[Items from a dataset]
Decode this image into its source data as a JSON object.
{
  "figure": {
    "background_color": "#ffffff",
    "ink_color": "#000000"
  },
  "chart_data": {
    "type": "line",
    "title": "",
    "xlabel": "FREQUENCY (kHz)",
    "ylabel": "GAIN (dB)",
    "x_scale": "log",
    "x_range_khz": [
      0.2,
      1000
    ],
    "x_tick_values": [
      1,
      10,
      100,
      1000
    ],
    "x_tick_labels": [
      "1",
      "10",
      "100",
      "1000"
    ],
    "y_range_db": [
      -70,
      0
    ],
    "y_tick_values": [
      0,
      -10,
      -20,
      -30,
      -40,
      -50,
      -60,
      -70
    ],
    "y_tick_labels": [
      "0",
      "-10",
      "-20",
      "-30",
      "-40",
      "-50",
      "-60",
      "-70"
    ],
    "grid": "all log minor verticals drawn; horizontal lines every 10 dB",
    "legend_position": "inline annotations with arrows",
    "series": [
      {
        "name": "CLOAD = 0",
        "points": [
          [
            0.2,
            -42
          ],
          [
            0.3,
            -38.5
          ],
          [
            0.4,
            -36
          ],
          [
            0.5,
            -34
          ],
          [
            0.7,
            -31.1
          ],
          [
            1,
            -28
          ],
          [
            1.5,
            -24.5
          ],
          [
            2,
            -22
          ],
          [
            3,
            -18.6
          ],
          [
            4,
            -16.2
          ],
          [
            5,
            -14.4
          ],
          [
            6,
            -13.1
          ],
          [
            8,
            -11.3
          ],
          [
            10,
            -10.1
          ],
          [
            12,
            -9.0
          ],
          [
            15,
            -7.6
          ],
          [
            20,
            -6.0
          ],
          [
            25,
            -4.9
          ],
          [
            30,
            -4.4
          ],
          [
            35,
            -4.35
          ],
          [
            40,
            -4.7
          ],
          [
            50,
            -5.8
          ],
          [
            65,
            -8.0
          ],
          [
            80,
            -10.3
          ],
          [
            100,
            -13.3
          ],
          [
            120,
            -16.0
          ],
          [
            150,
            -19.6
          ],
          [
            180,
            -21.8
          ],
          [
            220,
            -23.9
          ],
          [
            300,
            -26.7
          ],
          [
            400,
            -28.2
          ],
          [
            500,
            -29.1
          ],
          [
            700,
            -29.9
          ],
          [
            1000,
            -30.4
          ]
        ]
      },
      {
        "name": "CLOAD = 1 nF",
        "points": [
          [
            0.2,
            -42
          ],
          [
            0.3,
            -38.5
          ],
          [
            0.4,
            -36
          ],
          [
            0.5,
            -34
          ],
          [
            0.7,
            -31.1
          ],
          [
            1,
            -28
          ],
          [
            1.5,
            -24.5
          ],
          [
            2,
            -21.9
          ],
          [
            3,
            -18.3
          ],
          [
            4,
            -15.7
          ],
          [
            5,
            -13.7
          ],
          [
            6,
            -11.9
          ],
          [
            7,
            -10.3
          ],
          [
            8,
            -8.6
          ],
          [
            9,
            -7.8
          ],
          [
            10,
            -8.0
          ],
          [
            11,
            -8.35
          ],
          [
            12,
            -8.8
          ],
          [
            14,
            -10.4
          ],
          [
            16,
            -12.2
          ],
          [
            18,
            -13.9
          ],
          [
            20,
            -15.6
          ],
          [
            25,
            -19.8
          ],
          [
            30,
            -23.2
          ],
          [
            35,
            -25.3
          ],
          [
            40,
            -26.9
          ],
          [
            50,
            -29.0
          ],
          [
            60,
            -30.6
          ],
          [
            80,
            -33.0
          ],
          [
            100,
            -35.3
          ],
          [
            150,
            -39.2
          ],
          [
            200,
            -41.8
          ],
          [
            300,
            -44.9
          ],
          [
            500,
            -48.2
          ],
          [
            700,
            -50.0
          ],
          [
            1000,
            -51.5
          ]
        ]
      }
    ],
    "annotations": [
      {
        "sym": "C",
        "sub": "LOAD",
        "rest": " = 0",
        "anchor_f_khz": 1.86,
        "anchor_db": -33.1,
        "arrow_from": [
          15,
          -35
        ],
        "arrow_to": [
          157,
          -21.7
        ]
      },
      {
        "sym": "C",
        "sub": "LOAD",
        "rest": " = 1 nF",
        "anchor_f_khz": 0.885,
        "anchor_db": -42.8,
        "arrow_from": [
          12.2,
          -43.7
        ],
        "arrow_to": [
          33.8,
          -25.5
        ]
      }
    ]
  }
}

What is expected: Can you restate every record above word for word?

Problem solution:
Decode this image into its source data as a JSON object.
{
  "figure": {
    "background_color": "#ffffff",
    "ink_color": "#000000"
  },
  "chart_data": {
    "type": "line",
    "title": "",
    "xlabel": "FREQUENCY (kHz)",
    "ylabel": "GAIN (dB)",
    "x_scale": "log",
    "x_range_khz": [
      0.2,
      1000
    ],
    "x_tick_values": [
      1,
      10,
      100,
      1000
    ],
    "x_tick_labels": [
      "1",
      "10",
      "100",
      "1000"
    ],
    "y_range_db": [
      -70,
      0
    ],
    "y_tick_values": [
      0,
      -10,
      -20,
      -30,
      -40,
      -50,
      -60,
      -70
    ],
    "y_tick_labels": [
      "0",
      "-10",
      "-20",
      "-30",
      "-40",
      "-50",
      "-60",
      "-70"
    ],
    "grid": "all log minor verticals drawn; horizontal lines every 10 dB",
    "legend_position": "inline annotations with arrows",
    "series": [
      {
        "name": "CLOAD = 0",
        "points": [
          [
            0.2,
            -42
          ],
          [
            0.3,
            -38.5
          ],
          [
            0.4,
            -36
          ],
          [
            0.5,
            -34
          ],
          [
            0.7,
            -31.1
          ],
          [
            1,
            -28
          ],
          [
            1.5,
            -24.5
          ],
          [
            2,
            -22
          ],
          [
            3,
            -18.6
          ],
          [
            4,
            -16.2
          ],
          [
            5,
            -14.4
          ],
          [
            6,
            -13.1
          ],
          [
            8,
            -11.3
          ],
          [
            10,
            -10.1
          ],
          [
            12,
            -9.0
          ],
          [
            15,
            -7.6
          ],
          [
            20,
            -6.0
          ],
          [
            25,
            -4.9
          ],
          [
            30,
            -4.4
          ],
          [
            35,
            -4.35
          ],
          [
            40,
            -4.7
          ],
          [
            50,
            -5.8
          ],
          [
            65,
            -8.0
          ],
          [
            80,
            -10.3
          ],
          [
            100,
            -13.3
          ],
          [
            120,
            -16.0
          ],
          [
            150,
            -19.6
          ],
          [
            180,
            -21.8
          ],
          [
            220,
            -23.9
          ],
          [
            300,
            -26.7
          ],
          [
            400,
            -28.2
          ],
          [
            500,
            -29.1
          ],
          [
            700,
            -29.9
          ],
          [
            1000,
            -30.4
          ]
        ]
      },
      {
        "name": "CLOAD = 1 nF",
        "points": [
          [
            0.2,
            -42
          ],
          [
            0.3,
            -38.5
          ],
          [
            0.4,
            -36
          ],
          [
            0.5,
            -34
          ],
          [
            0.7,
            -31.1
          ],
          [
            1,
            -28
          ],
          [
            1.5,
            -24.5
          ],
          [
            2,
            -21.9
          ],
          [
            3,
            -18.3
          ],
          [
            4,
            -15.7
          ],
          [
            5,
            -13.7
          ],
          [
            6,
            -11.9
          ],
          [
            7,
            -10.3
          ],
          [
            8,
            -8.6
          ],
          [
            9,
            -7.8
          ],
          [
            10,
            -8.0
          ],
          [
            11,
            -8.35
          ],
          [
            12,
            -8.8
          ],
          [
            14,
            -10.4
          ],
          [
            16,
            -12.2
          ],
          [
            18,
            -13.9
          ],
          [
            20,
            -15.6
          ],
          [
            25,
            -19.8
          ],
          [
            30,
            -23.2
          ],
          [
            35,
            -25.3
          ],
          [
            40,
            -26.9
          ],
          [
            50,
            -29.0
          ],
          [
            60,
            -30.6
          ],
          [
            80,
            -33.0
          ],
          [
            100,
            -35.3
          ],
          [
            150,
            -39.2
          ],
          [
            200,
            -41.8
          ],
          [
            300,
            -44.9
          ],
          [
            500,
            -48.2
          ],
          [
            700,
            -50.0
          ],
          [
            1000,
            -51.5
          ]
        ]
      }
    ],
    "annotations": [
      {
        "sym": "C",
        "sub": "LOAD",
        "rest": " = 0",
        "anchor_f_khz": 1.86,
        "anchor_db": -33.1,
        "arrow_from": [
          15,
          -35
        ],
        "arrow_to": [
          157,
          -21.7
        ]
      },
      {
        "sym": "C",
        "sub": "LOAD",
        "rest": " = 1 nF",
        "anchor_f_khz": 0.885,
        "anchor_db": -42.8,
        "arrow_from": [
          12.2,
          -43.7
        ],
        "arrow_to": [
          33.8,
          -25.5
        ]
      }
    ]
  }
}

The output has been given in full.